Item position entries
========

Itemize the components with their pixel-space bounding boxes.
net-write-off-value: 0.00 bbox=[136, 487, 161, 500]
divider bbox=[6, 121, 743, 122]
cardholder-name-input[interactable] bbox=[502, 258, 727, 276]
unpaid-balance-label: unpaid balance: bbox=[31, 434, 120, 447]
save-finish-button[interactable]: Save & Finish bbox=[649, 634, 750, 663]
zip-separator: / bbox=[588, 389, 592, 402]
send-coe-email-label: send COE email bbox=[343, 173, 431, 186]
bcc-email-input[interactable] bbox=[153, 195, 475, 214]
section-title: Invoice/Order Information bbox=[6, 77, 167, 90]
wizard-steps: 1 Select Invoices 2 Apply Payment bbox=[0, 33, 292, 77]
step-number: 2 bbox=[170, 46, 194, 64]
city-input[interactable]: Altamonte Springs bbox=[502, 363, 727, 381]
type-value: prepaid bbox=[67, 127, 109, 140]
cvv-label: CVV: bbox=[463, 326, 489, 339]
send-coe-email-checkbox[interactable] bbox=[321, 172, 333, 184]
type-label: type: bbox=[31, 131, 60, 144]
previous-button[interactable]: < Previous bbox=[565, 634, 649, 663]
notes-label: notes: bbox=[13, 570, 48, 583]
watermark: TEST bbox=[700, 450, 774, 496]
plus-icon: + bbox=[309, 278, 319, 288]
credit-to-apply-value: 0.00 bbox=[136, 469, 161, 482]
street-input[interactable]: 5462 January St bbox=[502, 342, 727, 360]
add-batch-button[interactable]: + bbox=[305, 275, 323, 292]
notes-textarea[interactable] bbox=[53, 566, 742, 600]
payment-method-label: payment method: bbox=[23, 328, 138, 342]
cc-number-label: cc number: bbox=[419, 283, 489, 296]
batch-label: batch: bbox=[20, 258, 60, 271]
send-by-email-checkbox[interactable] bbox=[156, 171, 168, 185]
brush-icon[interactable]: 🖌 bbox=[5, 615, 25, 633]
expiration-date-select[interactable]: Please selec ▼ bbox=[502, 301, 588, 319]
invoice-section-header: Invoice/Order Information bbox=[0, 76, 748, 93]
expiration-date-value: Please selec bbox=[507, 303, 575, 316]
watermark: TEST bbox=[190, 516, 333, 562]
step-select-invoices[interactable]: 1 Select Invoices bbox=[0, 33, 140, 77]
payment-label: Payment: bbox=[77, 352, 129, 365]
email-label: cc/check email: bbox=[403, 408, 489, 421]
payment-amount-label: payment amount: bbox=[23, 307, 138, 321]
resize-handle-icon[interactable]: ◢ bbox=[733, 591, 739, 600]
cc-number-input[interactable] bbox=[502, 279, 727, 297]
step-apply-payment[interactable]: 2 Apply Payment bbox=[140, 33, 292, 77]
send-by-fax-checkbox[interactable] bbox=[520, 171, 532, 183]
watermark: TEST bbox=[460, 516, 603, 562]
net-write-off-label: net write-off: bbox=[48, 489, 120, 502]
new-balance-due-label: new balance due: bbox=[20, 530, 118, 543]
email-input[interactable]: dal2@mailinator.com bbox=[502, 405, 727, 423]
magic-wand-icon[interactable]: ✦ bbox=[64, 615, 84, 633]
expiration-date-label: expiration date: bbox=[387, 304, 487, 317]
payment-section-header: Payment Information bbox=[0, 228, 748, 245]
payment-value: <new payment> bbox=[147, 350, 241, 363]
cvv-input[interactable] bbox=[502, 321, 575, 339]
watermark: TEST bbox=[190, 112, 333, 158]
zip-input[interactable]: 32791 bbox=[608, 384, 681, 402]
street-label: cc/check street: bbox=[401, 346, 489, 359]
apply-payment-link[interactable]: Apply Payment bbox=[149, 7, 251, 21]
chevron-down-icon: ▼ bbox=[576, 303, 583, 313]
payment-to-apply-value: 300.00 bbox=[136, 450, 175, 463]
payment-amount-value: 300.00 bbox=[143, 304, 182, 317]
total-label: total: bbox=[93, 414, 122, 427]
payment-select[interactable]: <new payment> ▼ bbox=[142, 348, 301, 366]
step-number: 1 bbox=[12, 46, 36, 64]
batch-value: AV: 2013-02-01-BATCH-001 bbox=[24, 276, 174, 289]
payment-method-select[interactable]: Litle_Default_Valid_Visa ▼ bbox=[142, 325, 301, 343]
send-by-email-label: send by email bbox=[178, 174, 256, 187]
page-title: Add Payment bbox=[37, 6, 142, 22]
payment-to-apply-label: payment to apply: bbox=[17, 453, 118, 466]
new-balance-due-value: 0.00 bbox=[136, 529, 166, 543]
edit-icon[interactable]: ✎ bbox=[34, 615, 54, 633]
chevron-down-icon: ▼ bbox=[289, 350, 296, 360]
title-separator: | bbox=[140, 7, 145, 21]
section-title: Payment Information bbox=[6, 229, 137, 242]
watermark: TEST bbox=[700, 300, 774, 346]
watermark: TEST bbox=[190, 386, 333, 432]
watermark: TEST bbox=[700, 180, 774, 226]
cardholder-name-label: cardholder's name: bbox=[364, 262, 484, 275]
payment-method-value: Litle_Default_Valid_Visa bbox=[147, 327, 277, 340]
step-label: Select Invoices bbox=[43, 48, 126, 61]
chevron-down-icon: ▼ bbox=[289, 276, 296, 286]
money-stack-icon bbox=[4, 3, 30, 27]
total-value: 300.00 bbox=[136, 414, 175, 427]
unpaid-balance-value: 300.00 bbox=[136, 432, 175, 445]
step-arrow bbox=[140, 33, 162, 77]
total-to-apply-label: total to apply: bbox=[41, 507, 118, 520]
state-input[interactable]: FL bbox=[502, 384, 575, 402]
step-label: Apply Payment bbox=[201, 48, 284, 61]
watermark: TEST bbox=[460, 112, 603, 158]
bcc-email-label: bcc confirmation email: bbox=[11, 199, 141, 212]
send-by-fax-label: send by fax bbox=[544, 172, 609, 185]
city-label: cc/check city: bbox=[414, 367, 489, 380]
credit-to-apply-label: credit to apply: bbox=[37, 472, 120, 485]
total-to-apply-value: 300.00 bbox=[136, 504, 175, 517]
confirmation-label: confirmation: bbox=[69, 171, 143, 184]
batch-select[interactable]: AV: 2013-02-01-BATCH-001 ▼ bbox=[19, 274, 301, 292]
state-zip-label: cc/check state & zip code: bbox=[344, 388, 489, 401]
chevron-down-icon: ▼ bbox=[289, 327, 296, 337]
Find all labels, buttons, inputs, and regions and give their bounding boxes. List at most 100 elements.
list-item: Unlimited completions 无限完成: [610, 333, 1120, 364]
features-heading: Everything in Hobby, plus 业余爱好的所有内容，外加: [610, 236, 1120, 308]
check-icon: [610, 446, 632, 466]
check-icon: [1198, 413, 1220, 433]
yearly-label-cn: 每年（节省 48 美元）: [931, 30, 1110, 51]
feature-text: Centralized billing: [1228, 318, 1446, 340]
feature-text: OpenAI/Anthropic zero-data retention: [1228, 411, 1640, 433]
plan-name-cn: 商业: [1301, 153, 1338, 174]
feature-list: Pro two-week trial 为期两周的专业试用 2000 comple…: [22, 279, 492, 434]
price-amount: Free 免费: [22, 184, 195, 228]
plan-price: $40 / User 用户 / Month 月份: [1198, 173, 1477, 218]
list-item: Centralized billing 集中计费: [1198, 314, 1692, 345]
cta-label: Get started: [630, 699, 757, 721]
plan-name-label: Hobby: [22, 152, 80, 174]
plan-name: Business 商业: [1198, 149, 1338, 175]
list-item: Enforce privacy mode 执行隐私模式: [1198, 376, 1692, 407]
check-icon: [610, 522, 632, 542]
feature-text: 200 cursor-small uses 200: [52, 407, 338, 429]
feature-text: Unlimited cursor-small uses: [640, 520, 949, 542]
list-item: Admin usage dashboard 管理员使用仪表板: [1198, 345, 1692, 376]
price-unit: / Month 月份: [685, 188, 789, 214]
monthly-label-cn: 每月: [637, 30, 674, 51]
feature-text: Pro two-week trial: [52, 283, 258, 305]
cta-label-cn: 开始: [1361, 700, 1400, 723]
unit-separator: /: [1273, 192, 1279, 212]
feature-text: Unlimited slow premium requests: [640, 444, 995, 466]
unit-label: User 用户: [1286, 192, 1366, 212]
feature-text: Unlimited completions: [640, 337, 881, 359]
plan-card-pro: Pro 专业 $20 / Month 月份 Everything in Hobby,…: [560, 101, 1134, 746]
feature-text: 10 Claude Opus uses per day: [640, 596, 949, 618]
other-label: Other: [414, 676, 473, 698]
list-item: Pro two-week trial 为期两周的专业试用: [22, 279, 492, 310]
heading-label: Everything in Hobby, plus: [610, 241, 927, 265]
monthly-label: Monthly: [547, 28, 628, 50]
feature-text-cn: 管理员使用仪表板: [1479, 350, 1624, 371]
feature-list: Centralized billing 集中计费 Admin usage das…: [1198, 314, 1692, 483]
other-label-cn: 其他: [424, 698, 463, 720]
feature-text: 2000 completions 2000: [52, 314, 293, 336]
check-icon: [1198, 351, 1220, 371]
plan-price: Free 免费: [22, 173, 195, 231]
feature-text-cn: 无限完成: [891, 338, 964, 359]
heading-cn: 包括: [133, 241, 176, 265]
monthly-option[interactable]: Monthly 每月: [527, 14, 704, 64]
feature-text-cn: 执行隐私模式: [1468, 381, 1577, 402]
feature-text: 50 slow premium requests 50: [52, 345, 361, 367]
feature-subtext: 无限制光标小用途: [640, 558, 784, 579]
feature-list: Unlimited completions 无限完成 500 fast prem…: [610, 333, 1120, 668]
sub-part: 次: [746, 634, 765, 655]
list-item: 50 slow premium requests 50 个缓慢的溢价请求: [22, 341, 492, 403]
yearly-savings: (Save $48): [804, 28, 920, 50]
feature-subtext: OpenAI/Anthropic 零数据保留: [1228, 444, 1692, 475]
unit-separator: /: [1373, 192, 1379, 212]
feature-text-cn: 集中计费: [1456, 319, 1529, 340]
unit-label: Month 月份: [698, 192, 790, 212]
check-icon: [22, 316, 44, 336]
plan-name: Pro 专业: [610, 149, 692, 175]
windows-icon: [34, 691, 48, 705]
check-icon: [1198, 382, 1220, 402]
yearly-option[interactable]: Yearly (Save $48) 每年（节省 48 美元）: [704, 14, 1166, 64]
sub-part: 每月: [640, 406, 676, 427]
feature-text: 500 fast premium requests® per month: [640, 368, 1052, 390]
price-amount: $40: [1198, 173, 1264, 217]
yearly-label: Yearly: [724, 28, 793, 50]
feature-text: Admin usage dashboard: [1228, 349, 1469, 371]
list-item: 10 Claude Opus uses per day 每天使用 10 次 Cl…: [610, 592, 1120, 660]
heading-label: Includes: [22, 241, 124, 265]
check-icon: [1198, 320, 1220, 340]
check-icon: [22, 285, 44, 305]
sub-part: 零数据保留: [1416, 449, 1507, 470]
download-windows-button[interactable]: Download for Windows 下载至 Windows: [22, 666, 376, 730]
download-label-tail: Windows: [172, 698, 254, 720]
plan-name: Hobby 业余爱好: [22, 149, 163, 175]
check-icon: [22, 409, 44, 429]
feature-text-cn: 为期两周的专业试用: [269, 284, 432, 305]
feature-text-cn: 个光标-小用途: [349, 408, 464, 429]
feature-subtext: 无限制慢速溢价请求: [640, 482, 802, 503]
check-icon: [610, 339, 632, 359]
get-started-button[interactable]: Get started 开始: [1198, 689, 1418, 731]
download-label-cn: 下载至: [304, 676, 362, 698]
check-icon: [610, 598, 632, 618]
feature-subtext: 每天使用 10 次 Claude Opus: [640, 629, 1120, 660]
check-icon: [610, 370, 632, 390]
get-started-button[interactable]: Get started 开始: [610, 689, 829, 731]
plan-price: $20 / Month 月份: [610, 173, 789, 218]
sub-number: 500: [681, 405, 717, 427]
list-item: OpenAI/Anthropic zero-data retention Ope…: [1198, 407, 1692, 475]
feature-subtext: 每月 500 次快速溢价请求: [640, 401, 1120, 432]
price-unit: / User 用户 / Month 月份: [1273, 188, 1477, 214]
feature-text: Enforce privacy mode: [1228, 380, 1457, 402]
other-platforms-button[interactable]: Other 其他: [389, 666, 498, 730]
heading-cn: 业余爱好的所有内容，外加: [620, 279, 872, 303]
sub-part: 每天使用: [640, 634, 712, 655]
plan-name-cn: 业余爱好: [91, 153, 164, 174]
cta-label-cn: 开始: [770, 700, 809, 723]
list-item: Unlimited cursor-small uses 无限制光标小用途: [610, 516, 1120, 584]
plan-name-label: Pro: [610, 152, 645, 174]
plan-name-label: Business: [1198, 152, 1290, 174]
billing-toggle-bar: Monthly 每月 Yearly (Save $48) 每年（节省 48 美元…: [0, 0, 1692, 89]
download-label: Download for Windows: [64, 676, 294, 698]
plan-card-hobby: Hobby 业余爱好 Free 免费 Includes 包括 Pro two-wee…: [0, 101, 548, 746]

========

### Your objective
Copy out the listing lines starting with the first line of the listing and going on through the line that contains "unpaid-balance-label: unpaid balance: bbox=[31, 434, 120, 447]", with no change to any of them.

### Expected answer
Itemize the components with their pixel-space bounding boxes.
net-write-off-value: 0.00 bbox=[136, 487, 161, 500]
divider bbox=[6, 121, 743, 122]
cardholder-name-input[interactable] bbox=[502, 258, 727, 276]
unpaid-balance-label: unpaid balance: bbox=[31, 434, 120, 447]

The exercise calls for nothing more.